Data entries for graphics
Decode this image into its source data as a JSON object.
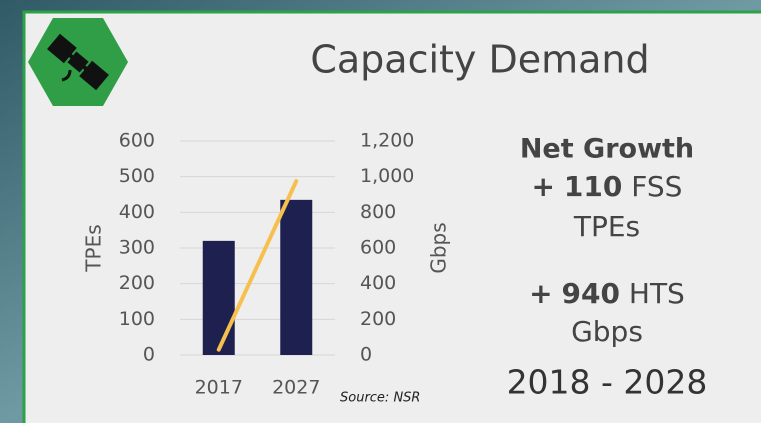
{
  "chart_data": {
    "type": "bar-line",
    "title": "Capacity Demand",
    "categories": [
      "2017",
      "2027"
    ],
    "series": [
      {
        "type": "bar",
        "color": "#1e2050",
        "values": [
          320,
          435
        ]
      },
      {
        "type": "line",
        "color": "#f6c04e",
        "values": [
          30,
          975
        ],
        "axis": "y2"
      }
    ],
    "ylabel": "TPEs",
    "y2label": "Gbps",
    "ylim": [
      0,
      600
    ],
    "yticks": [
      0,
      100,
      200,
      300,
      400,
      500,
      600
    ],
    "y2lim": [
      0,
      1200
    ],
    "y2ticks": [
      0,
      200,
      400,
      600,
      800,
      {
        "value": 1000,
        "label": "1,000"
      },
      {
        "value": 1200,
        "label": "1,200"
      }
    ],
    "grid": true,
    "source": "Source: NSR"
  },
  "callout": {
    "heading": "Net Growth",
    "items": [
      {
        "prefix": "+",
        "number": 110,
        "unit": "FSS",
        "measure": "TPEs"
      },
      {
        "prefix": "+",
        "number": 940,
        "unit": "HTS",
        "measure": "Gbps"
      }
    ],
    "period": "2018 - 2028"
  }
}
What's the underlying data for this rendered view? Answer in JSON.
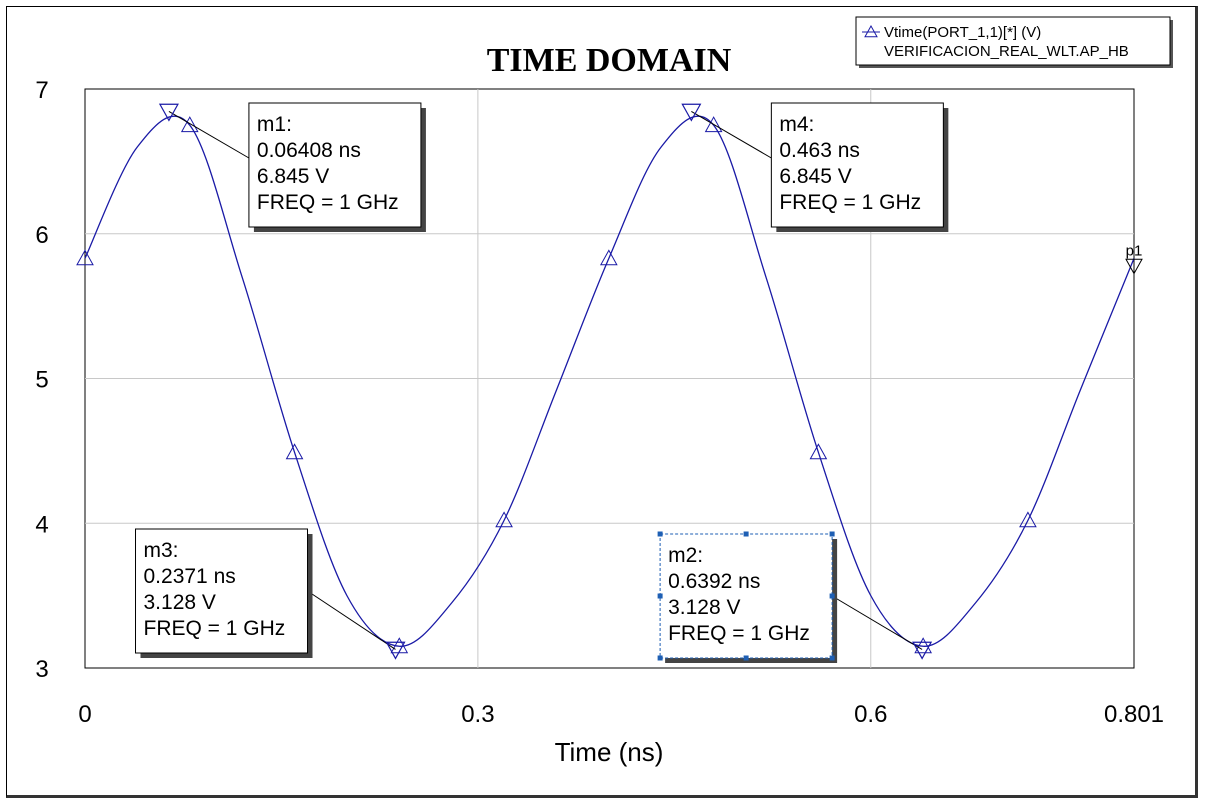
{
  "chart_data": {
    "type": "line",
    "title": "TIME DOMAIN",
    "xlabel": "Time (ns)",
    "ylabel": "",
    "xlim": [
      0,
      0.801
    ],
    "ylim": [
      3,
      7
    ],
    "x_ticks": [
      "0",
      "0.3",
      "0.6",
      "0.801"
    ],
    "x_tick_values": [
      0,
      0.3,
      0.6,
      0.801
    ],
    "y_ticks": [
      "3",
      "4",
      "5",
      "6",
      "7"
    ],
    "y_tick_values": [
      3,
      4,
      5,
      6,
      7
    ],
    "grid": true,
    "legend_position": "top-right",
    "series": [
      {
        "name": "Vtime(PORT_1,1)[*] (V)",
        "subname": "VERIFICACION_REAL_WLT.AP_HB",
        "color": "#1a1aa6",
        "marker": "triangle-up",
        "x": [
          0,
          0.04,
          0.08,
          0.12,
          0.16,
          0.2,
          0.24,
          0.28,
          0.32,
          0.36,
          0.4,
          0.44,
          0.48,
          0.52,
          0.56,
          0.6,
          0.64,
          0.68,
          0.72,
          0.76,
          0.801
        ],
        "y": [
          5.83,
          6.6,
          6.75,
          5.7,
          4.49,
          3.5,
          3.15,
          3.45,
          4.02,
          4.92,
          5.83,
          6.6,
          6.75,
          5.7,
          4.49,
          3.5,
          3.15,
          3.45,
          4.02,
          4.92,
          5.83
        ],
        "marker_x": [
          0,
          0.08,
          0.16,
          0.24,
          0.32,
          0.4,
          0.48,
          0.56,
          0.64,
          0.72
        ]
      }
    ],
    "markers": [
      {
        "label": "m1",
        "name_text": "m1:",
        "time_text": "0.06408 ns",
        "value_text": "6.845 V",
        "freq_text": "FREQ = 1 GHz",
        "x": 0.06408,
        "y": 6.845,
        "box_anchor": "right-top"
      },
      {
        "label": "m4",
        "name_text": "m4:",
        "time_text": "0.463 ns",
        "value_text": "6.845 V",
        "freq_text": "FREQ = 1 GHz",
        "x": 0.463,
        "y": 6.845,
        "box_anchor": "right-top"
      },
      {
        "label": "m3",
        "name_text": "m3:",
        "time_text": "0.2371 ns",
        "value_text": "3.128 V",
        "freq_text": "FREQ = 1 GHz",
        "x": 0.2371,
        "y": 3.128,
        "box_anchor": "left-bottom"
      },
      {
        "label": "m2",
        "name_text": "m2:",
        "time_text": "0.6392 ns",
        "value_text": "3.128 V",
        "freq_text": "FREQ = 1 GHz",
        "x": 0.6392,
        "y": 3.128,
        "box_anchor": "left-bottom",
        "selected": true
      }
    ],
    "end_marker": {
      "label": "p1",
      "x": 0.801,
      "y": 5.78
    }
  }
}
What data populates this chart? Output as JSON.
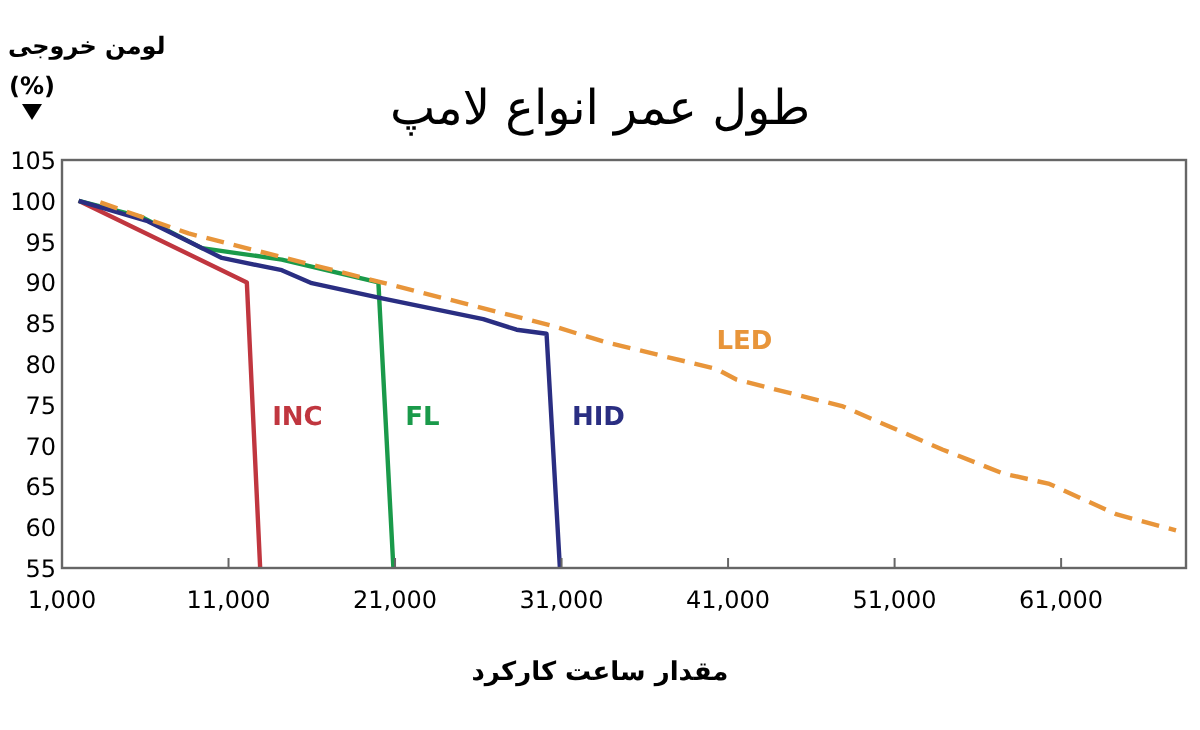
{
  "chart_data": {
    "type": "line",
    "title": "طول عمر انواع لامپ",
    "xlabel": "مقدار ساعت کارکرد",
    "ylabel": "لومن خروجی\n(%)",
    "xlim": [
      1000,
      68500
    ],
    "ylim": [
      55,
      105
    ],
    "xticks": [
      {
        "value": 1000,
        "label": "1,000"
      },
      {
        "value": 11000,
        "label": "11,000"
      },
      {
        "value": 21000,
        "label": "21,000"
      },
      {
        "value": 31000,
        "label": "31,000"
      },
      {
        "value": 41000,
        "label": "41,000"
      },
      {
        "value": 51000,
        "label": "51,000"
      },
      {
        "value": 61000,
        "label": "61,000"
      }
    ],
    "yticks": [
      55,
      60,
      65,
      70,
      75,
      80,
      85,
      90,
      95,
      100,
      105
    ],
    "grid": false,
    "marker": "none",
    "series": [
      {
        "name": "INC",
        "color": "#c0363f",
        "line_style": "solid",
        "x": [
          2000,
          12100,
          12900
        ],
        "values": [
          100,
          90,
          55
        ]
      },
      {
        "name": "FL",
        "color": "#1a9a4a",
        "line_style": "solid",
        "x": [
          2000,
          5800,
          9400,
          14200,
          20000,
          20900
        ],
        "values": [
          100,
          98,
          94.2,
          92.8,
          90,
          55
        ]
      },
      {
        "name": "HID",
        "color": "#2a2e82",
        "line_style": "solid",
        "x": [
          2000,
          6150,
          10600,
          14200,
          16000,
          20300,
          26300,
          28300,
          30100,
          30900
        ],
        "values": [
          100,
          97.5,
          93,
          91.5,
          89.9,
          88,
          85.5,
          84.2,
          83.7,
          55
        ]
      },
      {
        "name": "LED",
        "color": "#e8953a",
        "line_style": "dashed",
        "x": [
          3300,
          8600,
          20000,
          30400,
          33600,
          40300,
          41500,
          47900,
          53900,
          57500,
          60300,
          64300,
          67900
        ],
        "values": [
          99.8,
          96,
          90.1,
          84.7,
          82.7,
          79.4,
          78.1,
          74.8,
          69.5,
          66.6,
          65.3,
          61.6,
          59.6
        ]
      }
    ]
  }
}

Work to complete -
In the entries above, find lines with "source" and copy each.

Response to the exercise -
Decode this image into its source data as a JSON object.
    "source": "Source: NSR"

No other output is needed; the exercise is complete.